--- START INPUT RECORDS ---

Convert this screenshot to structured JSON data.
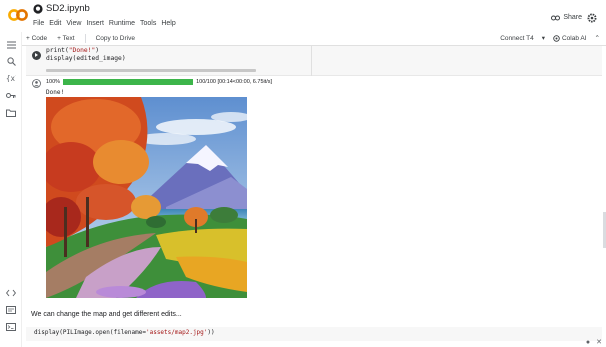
{
  "header": {
    "doc_title": "SD2.ipynb",
    "menu": [
      "File",
      "Edit",
      "View",
      "Insert",
      "Runtime",
      "Tools",
      "Help"
    ],
    "share_label": "Share"
  },
  "toolbar": {
    "add_code": "+ Code",
    "add_text": "+ Text",
    "copy_to_drive": "Copy to Drive",
    "connect": "Connect T4",
    "colab_ai": "Colab AI"
  },
  "code_cell": {
    "line1_fn": "print(",
    "line1_str": "\"Done!\"",
    "line1_end": ")",
    "line2": "display(edited_image)"
  },
  "output": {
    "progress_percent": 100,
    "percent_label": "100%",
    "progress_stats": "100/100 [00:14<00:00,  6.75it/s]",
    "done": "Done!"
  },
  "markdown": {
    "text": "We can change the map and get different edits..."
  },
  "next_cell": {
    "code_a": "display(PILImage.open(filename=",
    "code_str": "'assets/map2.jpg'",
    "code_b": "))"
  },
  "colors": {
    "accent_progress": "#3cb54a",
    "colab_orange": "#f9ab00",
    "colab_orange_dark": "#e37400"
  }
}
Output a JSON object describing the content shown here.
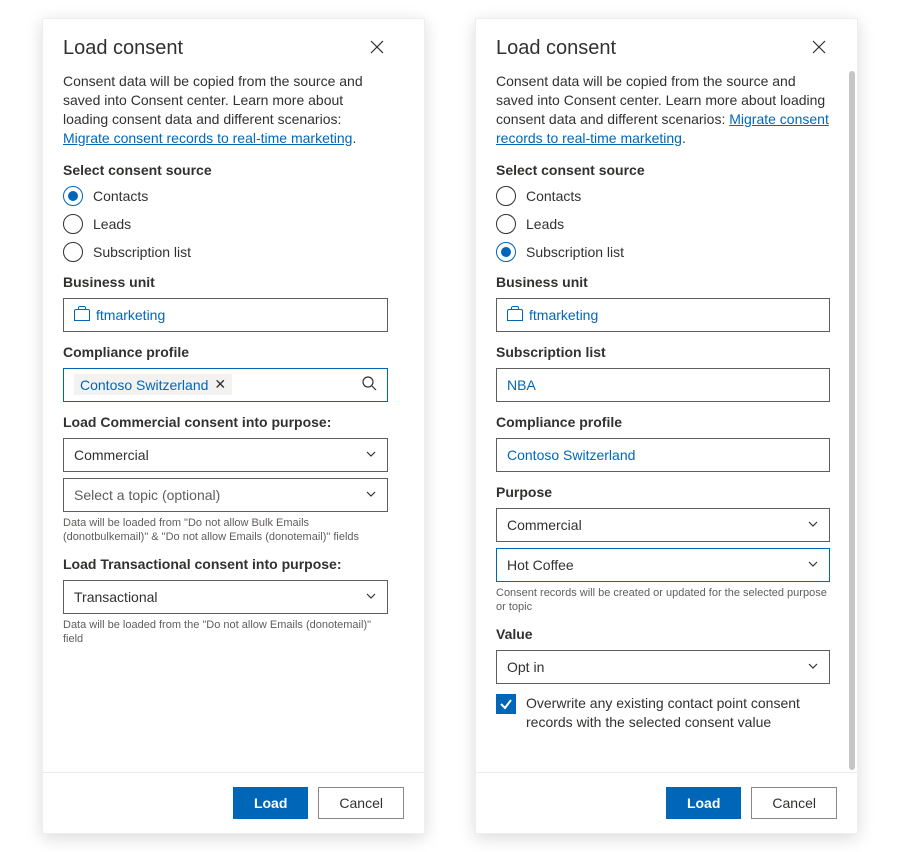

--- END INPUT RECORDS ---

Quote each line of the listing exactly, but leave the pictures out.

SOLUTION FOR THIS TASK =>
Convert this screenshot to structured JSON data.
{
  "header": {
    "doc_title": "SD2.ipynb",
    "menu": [
      "File",
      "Edit",
      "View",
      "Insert",
      "Runtime",
      "Tools",
      "Help"
    ],
    "share_label": "Share"
  },
  "toolbar": {
    "add_code": "+ Code",
    "add_text": "+ Text",
    "copy_to_drive": "Copy to Drive",
    "connect": "Connect T4",
    "colab_ai": "Colab AI"
  },
  "code_cell": {
    "line1_fn": "print(",
    "line1_str": "\"Done!\"",
    "line1_end": ")",
    "line2": "display(edited_image)"
  },
  "output": {
    "progress_percent": 100,
    "percent_label": "100%",
    "progress_stats": "100/100 [00:14<00:00,  6.75it/s]",
    "done": "Done!"
  },
  "markdown": {
    "text": "We can change the map and get different edits..."
  },
  "next_cell": {
    "code_a": "display(PILImage.open(filename=",
    "code_str": "'assets/map2.jpg'",
    "code_b": "))"
  },
  "colors": {
    "accent_progress": "#3cb54a",
    "colab_orange": "#f9ab00",
    "colab_orange_dark": "#e37400"
  }
}
Output a JSON object describing the content shown here.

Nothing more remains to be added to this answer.